<<<<
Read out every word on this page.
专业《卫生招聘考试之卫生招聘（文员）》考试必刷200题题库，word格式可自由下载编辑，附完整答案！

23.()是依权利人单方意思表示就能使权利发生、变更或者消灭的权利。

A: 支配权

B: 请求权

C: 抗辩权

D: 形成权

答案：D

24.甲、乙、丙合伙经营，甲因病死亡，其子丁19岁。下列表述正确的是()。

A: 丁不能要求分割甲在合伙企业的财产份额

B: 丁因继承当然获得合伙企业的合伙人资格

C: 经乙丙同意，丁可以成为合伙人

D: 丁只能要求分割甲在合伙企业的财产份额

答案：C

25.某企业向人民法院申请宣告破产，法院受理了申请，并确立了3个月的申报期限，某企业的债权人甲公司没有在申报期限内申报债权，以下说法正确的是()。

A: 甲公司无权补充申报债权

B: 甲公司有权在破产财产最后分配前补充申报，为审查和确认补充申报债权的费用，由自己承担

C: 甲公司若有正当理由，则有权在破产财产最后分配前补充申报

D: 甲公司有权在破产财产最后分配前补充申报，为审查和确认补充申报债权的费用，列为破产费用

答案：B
>>>>
<<<<
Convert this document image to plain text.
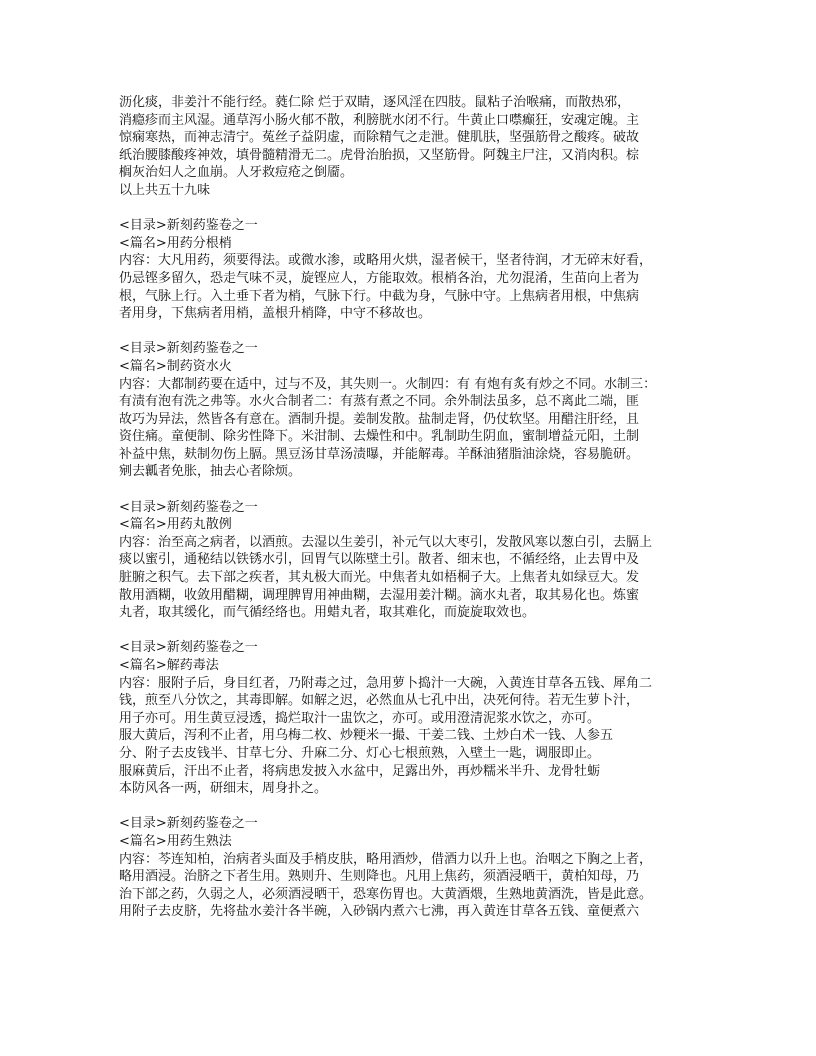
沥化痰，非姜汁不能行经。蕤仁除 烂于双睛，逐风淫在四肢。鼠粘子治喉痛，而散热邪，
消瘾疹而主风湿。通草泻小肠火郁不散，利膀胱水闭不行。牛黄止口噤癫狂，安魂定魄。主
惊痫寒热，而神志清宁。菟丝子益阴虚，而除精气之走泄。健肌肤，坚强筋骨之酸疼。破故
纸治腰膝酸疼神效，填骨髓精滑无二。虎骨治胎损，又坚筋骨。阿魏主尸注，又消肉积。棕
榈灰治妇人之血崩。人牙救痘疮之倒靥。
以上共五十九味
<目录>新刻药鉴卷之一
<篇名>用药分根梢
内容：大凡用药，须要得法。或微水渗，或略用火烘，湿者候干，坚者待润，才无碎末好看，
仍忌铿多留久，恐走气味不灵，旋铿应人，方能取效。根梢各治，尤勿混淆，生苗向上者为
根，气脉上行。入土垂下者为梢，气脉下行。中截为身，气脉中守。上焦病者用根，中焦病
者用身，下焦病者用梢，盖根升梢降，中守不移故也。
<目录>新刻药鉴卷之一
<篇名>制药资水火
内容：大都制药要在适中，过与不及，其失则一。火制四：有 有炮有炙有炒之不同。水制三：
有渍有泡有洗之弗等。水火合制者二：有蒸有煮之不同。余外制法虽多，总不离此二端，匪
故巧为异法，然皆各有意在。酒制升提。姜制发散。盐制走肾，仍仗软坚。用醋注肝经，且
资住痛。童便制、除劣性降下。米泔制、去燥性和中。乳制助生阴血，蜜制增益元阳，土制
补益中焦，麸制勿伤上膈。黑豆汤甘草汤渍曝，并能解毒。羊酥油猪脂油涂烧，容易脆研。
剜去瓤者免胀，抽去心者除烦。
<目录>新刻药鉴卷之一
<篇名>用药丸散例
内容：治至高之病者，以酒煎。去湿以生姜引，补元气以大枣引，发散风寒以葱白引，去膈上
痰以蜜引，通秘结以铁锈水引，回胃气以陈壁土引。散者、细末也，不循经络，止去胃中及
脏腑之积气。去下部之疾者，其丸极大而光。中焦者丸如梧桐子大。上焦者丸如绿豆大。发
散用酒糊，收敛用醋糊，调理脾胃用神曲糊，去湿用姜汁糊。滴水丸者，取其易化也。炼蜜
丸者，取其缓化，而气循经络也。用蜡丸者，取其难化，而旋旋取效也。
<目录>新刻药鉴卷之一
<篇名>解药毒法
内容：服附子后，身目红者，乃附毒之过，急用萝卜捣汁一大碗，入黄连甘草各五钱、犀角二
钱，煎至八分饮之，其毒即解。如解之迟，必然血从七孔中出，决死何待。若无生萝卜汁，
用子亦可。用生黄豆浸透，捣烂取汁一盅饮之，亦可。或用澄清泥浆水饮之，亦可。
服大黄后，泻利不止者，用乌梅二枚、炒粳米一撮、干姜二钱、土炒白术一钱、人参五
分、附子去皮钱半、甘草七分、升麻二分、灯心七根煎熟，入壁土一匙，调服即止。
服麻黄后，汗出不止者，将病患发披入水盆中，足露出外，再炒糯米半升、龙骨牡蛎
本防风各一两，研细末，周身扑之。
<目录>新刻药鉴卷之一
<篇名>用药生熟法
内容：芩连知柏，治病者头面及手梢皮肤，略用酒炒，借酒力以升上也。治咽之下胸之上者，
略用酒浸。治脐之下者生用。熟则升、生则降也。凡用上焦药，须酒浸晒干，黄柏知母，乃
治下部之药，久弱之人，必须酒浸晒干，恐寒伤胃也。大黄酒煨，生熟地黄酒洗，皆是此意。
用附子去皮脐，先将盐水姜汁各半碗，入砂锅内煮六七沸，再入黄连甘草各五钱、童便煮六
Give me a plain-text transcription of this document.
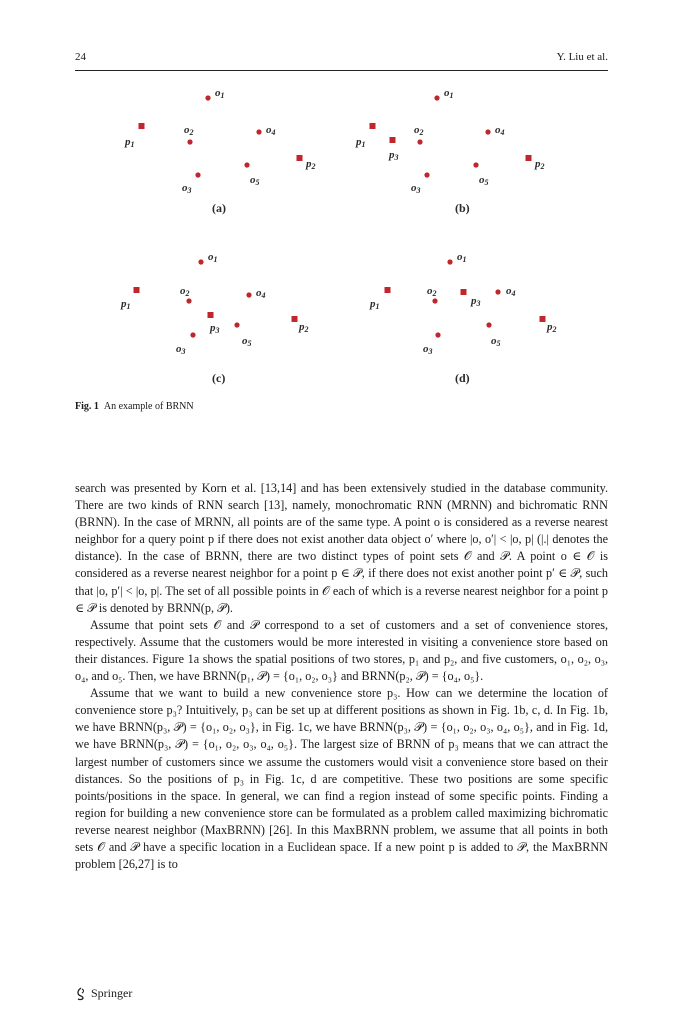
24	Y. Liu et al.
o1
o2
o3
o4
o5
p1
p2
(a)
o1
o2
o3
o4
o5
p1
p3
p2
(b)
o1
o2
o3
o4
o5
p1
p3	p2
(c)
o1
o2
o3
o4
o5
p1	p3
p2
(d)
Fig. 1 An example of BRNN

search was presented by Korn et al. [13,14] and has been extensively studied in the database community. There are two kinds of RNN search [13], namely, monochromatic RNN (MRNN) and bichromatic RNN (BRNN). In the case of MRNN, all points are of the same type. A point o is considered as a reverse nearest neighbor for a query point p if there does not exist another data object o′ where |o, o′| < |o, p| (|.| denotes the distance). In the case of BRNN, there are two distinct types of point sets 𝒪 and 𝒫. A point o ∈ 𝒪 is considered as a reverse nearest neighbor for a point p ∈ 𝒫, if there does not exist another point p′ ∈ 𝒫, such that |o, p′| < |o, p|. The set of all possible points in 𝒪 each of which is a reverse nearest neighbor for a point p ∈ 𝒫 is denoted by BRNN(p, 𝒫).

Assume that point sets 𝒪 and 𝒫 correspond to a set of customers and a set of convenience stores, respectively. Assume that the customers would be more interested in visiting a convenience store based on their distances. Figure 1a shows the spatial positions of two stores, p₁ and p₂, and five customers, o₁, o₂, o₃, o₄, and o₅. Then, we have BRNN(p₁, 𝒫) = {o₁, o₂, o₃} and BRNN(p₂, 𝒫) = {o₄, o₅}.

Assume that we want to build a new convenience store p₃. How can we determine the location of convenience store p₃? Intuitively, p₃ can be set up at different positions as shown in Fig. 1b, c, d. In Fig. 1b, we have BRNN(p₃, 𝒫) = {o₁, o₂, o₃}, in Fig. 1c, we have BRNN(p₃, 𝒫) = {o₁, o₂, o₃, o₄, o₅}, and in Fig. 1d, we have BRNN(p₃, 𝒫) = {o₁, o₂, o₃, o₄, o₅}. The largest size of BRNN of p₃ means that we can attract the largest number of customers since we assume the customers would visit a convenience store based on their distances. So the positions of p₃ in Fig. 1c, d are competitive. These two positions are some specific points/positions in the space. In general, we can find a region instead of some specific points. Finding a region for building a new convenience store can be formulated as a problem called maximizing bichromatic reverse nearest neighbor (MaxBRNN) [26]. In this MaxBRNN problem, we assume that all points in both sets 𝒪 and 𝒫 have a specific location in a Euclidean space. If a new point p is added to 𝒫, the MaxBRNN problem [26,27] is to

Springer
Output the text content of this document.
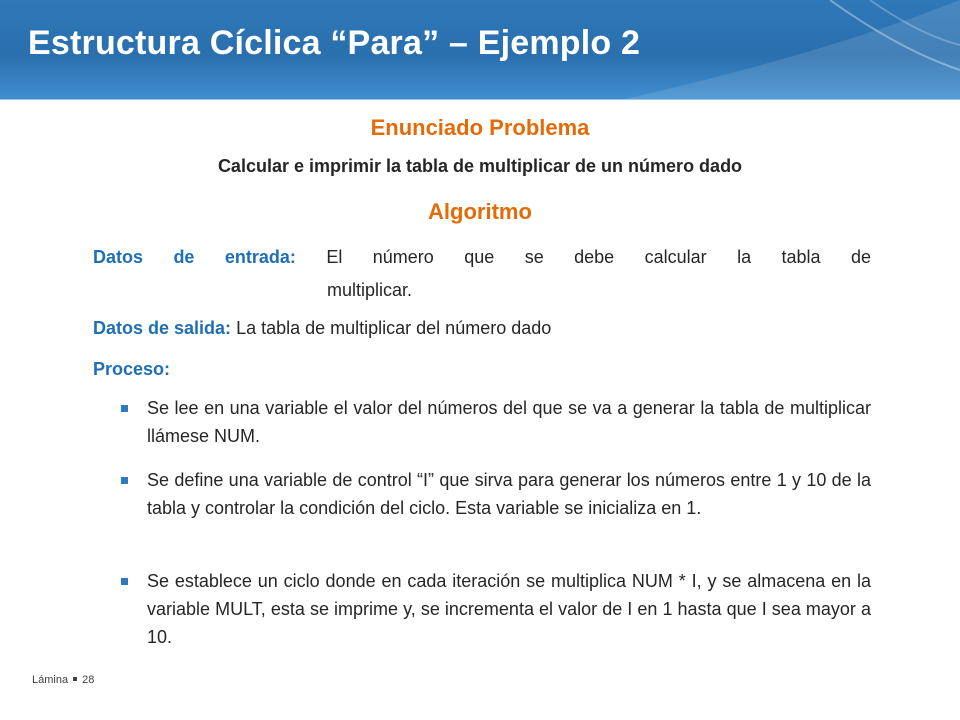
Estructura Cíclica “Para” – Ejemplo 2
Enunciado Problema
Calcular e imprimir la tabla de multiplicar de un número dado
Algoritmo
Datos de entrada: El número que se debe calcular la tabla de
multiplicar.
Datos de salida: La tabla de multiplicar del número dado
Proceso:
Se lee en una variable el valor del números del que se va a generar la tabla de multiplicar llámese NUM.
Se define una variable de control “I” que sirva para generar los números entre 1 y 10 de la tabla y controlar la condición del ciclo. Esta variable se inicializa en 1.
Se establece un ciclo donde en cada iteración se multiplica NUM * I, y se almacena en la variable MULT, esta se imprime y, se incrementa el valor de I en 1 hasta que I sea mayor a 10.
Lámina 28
>>>>
» **Task to carry out**
Find the word "variable" in the material, then list each line that holds it.

» **Final answer**
Se lee en una variable el valor del números del que se va a generar la tabla de multiplicar llámese NUM.
Se define una variable de control “I” que sirva para generar los números entre 1 y 10 de la tabla y controlar la condición del ciclo. Esta variable se inicializa en 1.
Se establece un ciclo donde en cada iteración se multiplica NUM * I, y se almacena en la variable MULT, esta se imprime y, se incrementa el valor de I en 1 hasta que I sea mayor a 10.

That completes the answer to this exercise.